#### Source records
======

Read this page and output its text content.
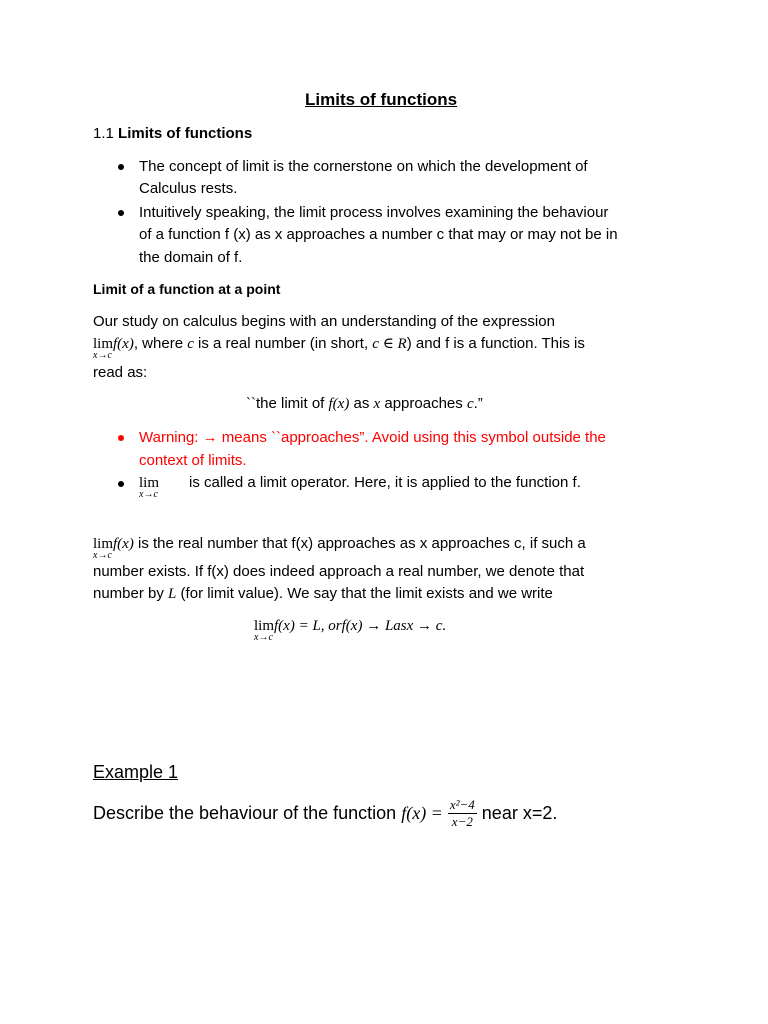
Limits of functions
1.1 Limits of functions
The concept of limit is the cornerstone on which the development of
Calculus rests.
Intuitively speaking, the limit process involves examining the behaviour
of a function f (x) as x approaches a number c that may or may not be in
the domain of f.
Limit of a function at a point
Our study on calculus begins with an understanding of the expression
lim
x→c
f(x), where c is a real number (in short, c ∈ R) and f is a function. This is
read as:
``the limit of f(x) as x approaches c.”
Warning: → means ``approaches”. Avoid using this symbol outside the
context of limits.
lim
x→c
is called a limit operator. Here, it is applied to the function f.
lim
x→c
f(x) is the real number that f(x) approaches as x approaches c, if such a
number exists. If f(x) does indeed approach a real number, we denote that
number by L (for limit value). We say that the limit exists and we write
lim
x→c
f(x) = L, orf(x) → Lasx → c.
Example 1
Describe the behaviour of the function $f(x) = \frac{\text{x²−4}}{x-2}$ near x=2.
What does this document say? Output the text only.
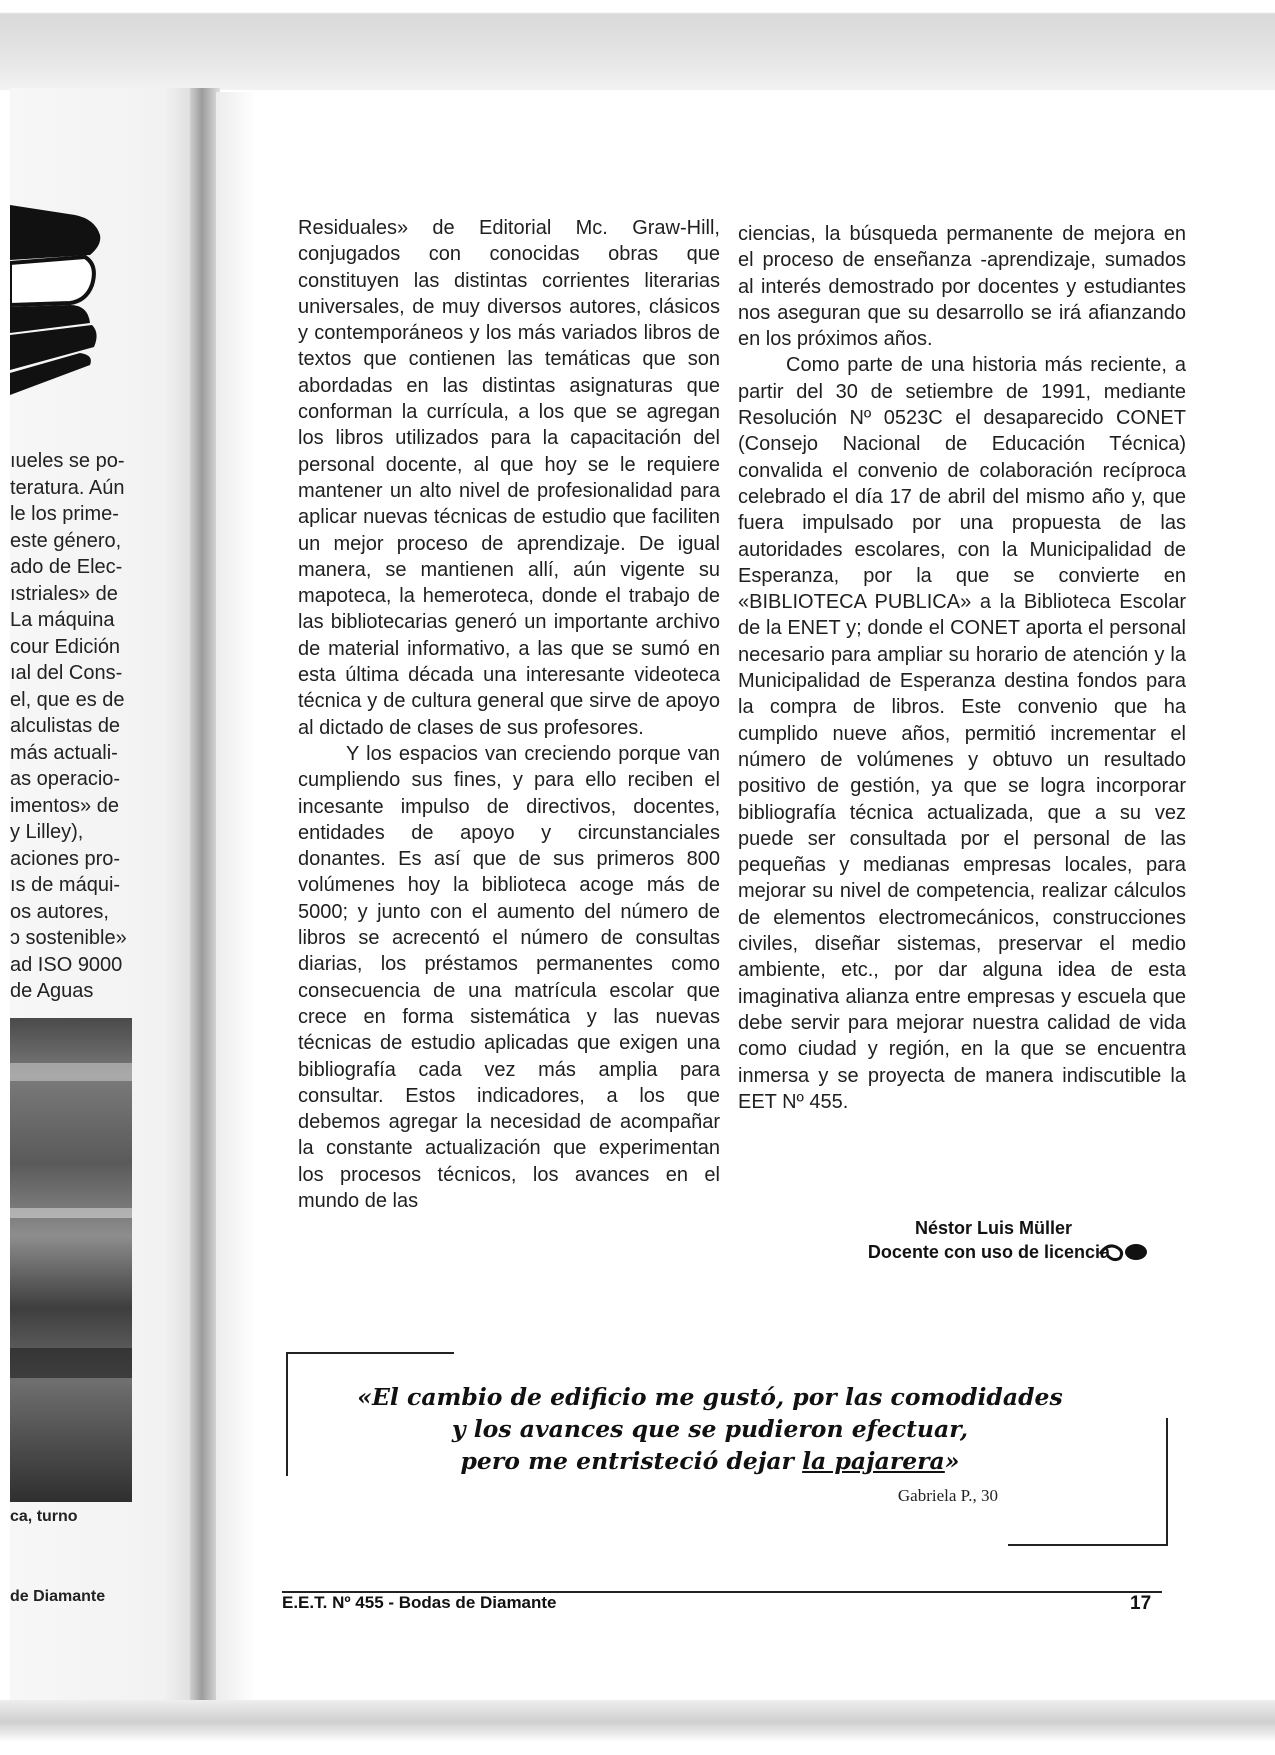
ıueles se po-
teratura. Aún
le los prime-
este género,
ado de Elec-
ıstriales» de
La máquina
cour Edición
ıal del Cons-
el, que es de
alculistas de
más actuali-
as operacio-
imentos» de
y Lilley),
aciones pro-
ıs de máqui-
os autores,
ɔ sostenible»
ad ISO 9000
de Aguas
ca, turno
de Diamante

Residuales» de Editorial Mc. Graw-Hill, conjugados con conocidas obras que constituyen las distintas corrientes literarias universales, de muy diversos autores, clásicos y contemporáneos y los más variados libros de textos que contienen las temáticas que son abordadas en las distintas asignaturas que conforman la currícula, a los que se agregan los libros utilizados para la capacitación del personal docente, al que hoy se le requiere mantener un alto nivel de profesionalidad para aplicar nuevas técnicas de estudio que faciliten un mejor proceso de aprendizaje. De igual manera, se mantienen allí, aún vigente su mapoteca, la hemeroteca, donde el trabajo de las bibliotecarias generó un importante archivo de material informativo, a las que se sumó en esta última década una interesante videoteca técnica y de cultura general que sirve de apoyo al dictado de clases de sus profesores.

Y los espacios van creciendo porque van cumpliendo sus fines, y para ello reciben el incesante impulso de directivos, docentes, entidades de apoyo y circunstanciales donantes. Es así que de sus primeros 800 volúmenes hoy la biblioteca acoge más de 5000; y junto con el aumento del número de libros se acrecentó el número de consultas diarias, los préstamos permanentes como consecuencia de una matrícula escolar que crece en forma sistemática y las nuevas técnicas de estudio aplicadas que exigen una bibliografía cada vez más amplia para consultar. Estos indicadores, a los que debemos agregar la necesidad de acompañar la constante actualización que experimentan los procesos técnicos, los avances en el mundo de las

ciencias, la búsqueda permanente de mejora en el proceso de enseñanza -aprendizaje, sumados al interés demostrado por docentes y estudiantes nos aseguran que su desarrollo se irá afianzando en los próximos años.

Como parte de una historia más reciente, a partir del 30 de setiembre de 1991, mediante Resolución Nº 0523C el desaparecido CONET (Consejo Nacional de Educación Técnica) convalida el convenio de colaboración recíproca celebrado el día 17 de abril del mismo año y, que fuera impulsado por una propuesta de las autoridades escolares, con la Municipalidad de Esperanza, por la que se convierte en «BIBLIOTECA PUBLICA» a la Biblioteca Escolar de la ENET y; donde el CONET aporta el personal necesario para ampliar su horario de atención y la Municipalidad de Esperanza destina fondos para la compra de libros. Este convenio que ha cumplido nueve años, permitió incrementar el número de volúmenes y obtuvo un resultado positivo de gestión, ya que se logra incorporar bibliografía técnica actualizada, que a su vez puede ser consultada por el personal de las pequeñas y medianas empresas locales, para mejorar su nivel de competencia, realizar cálculos de elementos electromecánicos, construcciones civiles, diseñar sistemas, preservar el medio ambiente, etc., por dar alguna idea de esta imaginativa alianza entre empresas y escuela que debe servir para mejorar nuestra calidad de vida como ciudad y región, en la que se encuentra inmersa y se proyecta de manera indiscutible la EET Nº 455.

Néstor Luis Müller
Docente con uso de licencia
«El cambio de edificio me gustó, por las comodidades
y los avances que se pudieron efectuar,
pero me entristeció dejar la pajarera»
Gabriela P., 30
E.E.T. Nº 455 - Bodas de Diamante	17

======

#### EXERCISE
Omit every picture, then repeat the remaining data exactly as it appears above.

#### WRITTEN ANSWER
Read this page and output its text content.
Limits of functions
1.1 Limits of functions
The concept of limit is the cornerstone on which the development of
Calculus rests.
Intuitively speaking, the limit process involves examining the behaviour
of a function f (x) as x approaches a number c that may or may not be in
the domain of f.
Limit of a function at a point
Our study on calculus begins with an understanding of the expression
lim
x→c
f(x), where c is a real number (in short, c ∈ R) and f is a function. This is
read as:
``the limit of f(x) as x approaches c.”
Warning: → means ``approaches”. Avoid using this symbol outside the
context of limits.
lim
x→c
is called a limit operator. Here, it is applied to the function f.
lim
x→c
f(x) is the real number that f(x) approaches as x approaches c, if such a
number exists. If f(x) does indeed approach a real number, we denote that
number by L (for limit value). We say that the limit exists and we write
lim
x→c
f(x) = L, orf(x) → Lasx → c.
Example 1
Describe the behaviour of the function $f(x) = \frac{\text{x²−4}}{x-2}$ near x=2.
What does this document say? Output the text only.
ıueles se po-
teratura. Aún
le los prime-
este género,
ado de Elec-
ıstriales» de
La máquina
cour Edición
ıal del Cons-
el, que es de
alculistas de
más actuali-
as operacio-
imentos» de
y Lilley),
aciones pro-
ıs de máqui-
os autores,
ɔ sostenible»
ad ISO 9000
de Aguas
ca, turno
de Diamante

Residuales» de Editorial Mc. Graw-Hill, conjugados con conocidas obras que constituyen las distintas corrientes literarias universales, de muy diversos autores, clásicos y contemporáneos y los más variados libros de textos que contienen las temáticas que son abordadas en las distintas asignaturas que conforman la currícula, a los que se agregan los libros utilizados para la capacitación del personal docente, al que hoy se le requiere mantener un alto nivel de profesionalidad para aplicar nuevas técnicas de estudio que faciliten un mejor proceso de aprendizaje. De igual manera, se mantienen allí, aún vigente su mapoteca, la hemeroteca, donde el trabajo de las bibliotecarias generó un importante archivo de material informativo, a las que se sumó en esta última década una interesante videoteca técnica y de cultura general que sirve de apoyo al dictado de clases de sus profesores.

Y los espacios van creciendo porque van cumpliendo sus fines, y para ello reciben el incesante impulso de directivos, docentes, entidades de apoyo y circunstanciales donantes. Es así que de sus primeros 800 volúmenes hoy la biblioteca acoge más de 5000; y junto con el aumento del número de libros se acrecentó el número de consultas diarias, los préstamos permanentes como consecuencia de una matrícula escolar que crece en forma sistemática y las nuevas técnicas de estudio aplicadas que exigen una bibliografía cada vez más amplia para consultar. Estos indicadores, a los que debemos agregar la necesidad de acompañar la constante actualización que experimentan los procesos técnicos, los avances en el mundo de las

ciencias, la búsqueda permanente de mejora en el proceso de enseñanza -aprendizaje, sumados al interés demostrado por docentes y estudiantes nos aseguran que su desarrollo se irá afianzando en los próximos años.

Como parte de una historia más reciente, a partir del 30 de setiembre de 1991, mediante Resolución Nº 0523C el desaparecido CONET (Consejo Nacional de Educación Técnica) convalida el convenio de colaboración recíproca celebrado el día 17 de abril del mismo año y, que fuera impulsado por una propuesta de las autoridades escolares, con la Municipalidad de Esperanza, por la que se convierte en «BIBLIOTECA PUBLICA» a la Biblioteca Escolar de la ENET y; donde el CONET aporta el personal necesario para ampliar su horario de atención y la Municipalidad de Esperanza destina fondos para la compra de libros. Este convenio que ha cumplido nueve años, permitió incrementar el número de volúmenes y obtuvo un resultado positivo de gestión, ya que se logra incorporar bibliografía técnica actualizada, que a su vez puede ser consultada por el personal de las pequeñas y medianas empresas locales, para mejorar su nivel de competencia, realizar cálculos de elementos electromecánicos, construcciones civiles, diseñar sistemas, preservar el medio ambiente, etc., por dar alguna idea de esta imaginativa alianza entre empresas y escuela que debe servir para mejorar nuestra calidad de vida como ciudad y región, en la que se encuentra inmersa y se proyecta de manera indiscutible la EET Nº 455.

Néstor Luis Müller
Docente con uso de licencia
«El cambio de edificio me gustó, por las comodidades
y los avances que se pudieron efectuar,
pero me entristeció dejar la pajarera»
Gabriela P., 30
E.E.T. Nº 455 - Bodas de Diamante	17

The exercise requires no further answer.